## What needs to be done
Copy out all lines that carry the word "back".

## Stored data
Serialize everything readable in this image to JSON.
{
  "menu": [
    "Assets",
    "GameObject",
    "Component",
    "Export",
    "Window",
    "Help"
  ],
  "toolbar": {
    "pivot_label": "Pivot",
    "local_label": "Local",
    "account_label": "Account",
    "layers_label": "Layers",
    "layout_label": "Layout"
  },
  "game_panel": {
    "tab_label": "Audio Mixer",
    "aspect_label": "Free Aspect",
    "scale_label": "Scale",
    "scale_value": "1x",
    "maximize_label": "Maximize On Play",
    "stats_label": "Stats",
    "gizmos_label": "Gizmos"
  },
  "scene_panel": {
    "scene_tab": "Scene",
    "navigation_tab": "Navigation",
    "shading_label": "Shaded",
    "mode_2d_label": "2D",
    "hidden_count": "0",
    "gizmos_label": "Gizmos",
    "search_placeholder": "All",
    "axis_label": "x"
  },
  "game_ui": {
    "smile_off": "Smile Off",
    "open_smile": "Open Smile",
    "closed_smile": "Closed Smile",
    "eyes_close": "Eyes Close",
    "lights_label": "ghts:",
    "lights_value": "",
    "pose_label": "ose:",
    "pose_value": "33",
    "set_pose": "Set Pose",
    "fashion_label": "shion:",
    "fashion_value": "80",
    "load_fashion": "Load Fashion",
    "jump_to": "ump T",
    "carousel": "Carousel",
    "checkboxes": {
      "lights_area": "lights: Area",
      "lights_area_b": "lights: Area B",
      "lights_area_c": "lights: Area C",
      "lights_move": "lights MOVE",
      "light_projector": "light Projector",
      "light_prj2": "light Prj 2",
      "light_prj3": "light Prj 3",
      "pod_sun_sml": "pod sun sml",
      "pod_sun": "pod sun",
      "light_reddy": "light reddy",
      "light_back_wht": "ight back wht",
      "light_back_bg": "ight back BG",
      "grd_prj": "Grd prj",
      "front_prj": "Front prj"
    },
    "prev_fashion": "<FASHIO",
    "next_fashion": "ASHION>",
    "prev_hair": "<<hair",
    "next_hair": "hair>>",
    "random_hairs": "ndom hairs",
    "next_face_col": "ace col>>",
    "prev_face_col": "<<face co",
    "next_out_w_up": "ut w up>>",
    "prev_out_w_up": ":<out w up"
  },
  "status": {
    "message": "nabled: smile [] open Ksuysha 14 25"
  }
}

## The answer
      "light_back_wht": "ight back wht",
      "light_back_bg": "ight back BG",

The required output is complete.